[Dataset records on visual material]
——————
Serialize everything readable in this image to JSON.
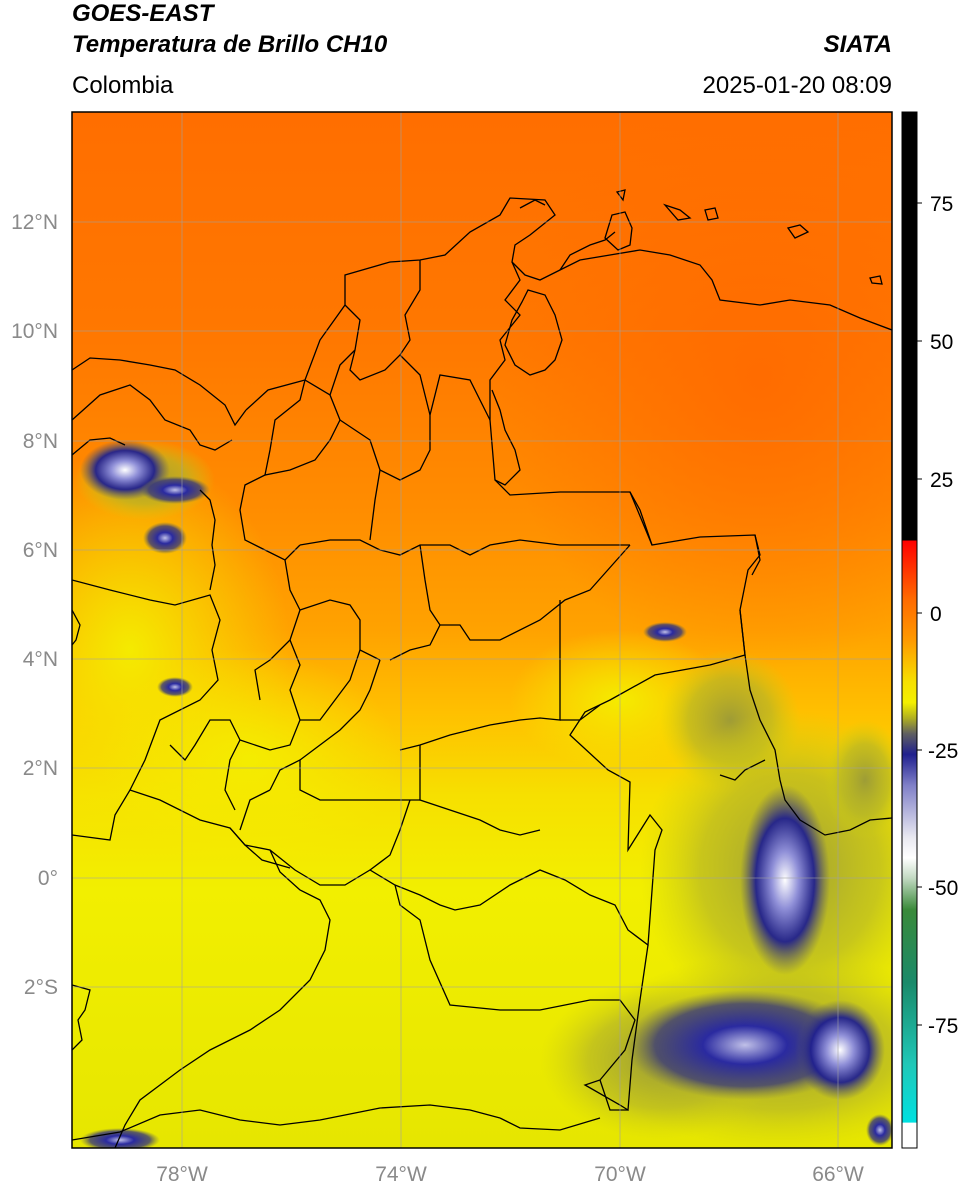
{
  "header": {
    "satellite": "GOES-EAST",
    "product": "Temperatura de Brillo CH10",
    "organization": "SIATA",
    "region": "Colombia",
    "timestamp": "2025-01-20 08:09"
  },
  "axes": {
    "lon_ticks": [
      {
        "value": -78,
        "label": "78°W"
      },
      {
        "value": -74,
        "label": "74°W"
      },
      {
        "value": -70,
        "label": "70°W"
      },
      {
        "value": -66,
        "label": "66°W"
      }
    ],
    "lat_ticks": [
      {
        "value": 12,
        "label": "12°N"
      },
      {
        "value": 10,
        "label": "10°N"
      },
      {
        "value": 8,
        "label": "8°N"
      },
      {
        "value": 6,
        "label": "6°N"
      },
      {
        "value": 4,
        "label": "4°N"
      },
      {
        "value": 2,
        "label": "2°N"
      },
      {
        "value": 0,
        "label": "0°"
      },
      {
        "value": -2,
        "label": "2°S"
      }
    ],
    "lon_range": [
      -80,
      -65
    ],
    "lat_range": [
      -5,
      14
    ]
  },
  "colorbar": {
    "range": [
      -95,
      90
    ],
    "ticks": [
      {
        "value": 75,
        "label": "75"
      },
      {
        "value": 50,
        "label": "50"
      },
      {
        "value": 25,
        "label": "25"
      },
      {
        "value": 0,
        "label": "0"
      },
      {
        "value": -25,
        "label": "-25"
      },
      {
        "value": -50,
        "label": "-50"
      },
      {
        "value": -75,
        "label": "-75"
      }
    ]
  },
  "colors": {
    "warm_orange": "#ff6a00",
    "mid_orange": "#ff9500",
    "yellow": "#f4f000",
    "olive": "#b0b020",
    "navy": "#1a1a90",
    "gridline": "#a0a0a0"
  }
}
——————
:: Written exercise ::
Reproduce the data word for word, excluding its pictures.

:: Completed task ::
Serialize everything readable in this image to JSON.
{
  "header": {
    "satellite": "GOES-EAST",
    "product": "Temperatura de Brillo CH10",
    "organization": "SIATA",
    "region": "Colombia",
    "timestamp": "2025-01-20 08:09"
  },
  "axes": {
    "lon_ticks": [
      {
        "value": -78,
        "label": "78°W"
      },
      {
        "value": -74,
        "label": "74°W"
      },
      {
        "value": -70,
        "label": "70°W"
      },
      {
        "value": -66,
        "label": "66°W"
      }
    ],
    "lat_ticks": [
      {
        "value": 12,
        "label": "12°N"
      },
      {
        "value": 10,
        "label": "10°N"
      },
      {
        "value": 8,
        "label": "8°N"
      },
      {
        "value": 6,
        "label": "6°N"
      },
      {
        "value": 4,
        "label": "4°N"
      },
      {
        "value": 2,
        "label": "2°N"
      },
      {
        "value": 0,
        "label": "0°"
      },
      {
        "value": -2,
        "label": "2°S"
      }
    ],
    "lon_range": [
      -80,
      -65
    ],
    "lat_range": [
      -5,
      14
    ]
  },
  "colorbar": {
    "range": [
      -95,
      90
    ],
    "ticks": [
      {
        "value": 75,
        "label": "75"
      },
      {
        "value": 50,
        "label": "50"
      },
      {
        "value": 25,
        "label": "25"
      },
      {
        "value": 0,
        "label": "0"
      },
      {
        "value": -25,
        "label": "-25"
      },
      {
        "value": -50,
        "label": "-50"
      },
      {
        "value": -75,
        "label": "-75"
      }
    ]
  },
  "colors": {
    "warm_orange": "#ff6a00",
    "mid_orange": "#ff9500",
    "yellow": "#f4f000",
    "olive": "#b0b020",
    "navy": "#1a1a90",
    "gridline": "#a0a0a0"
  }
}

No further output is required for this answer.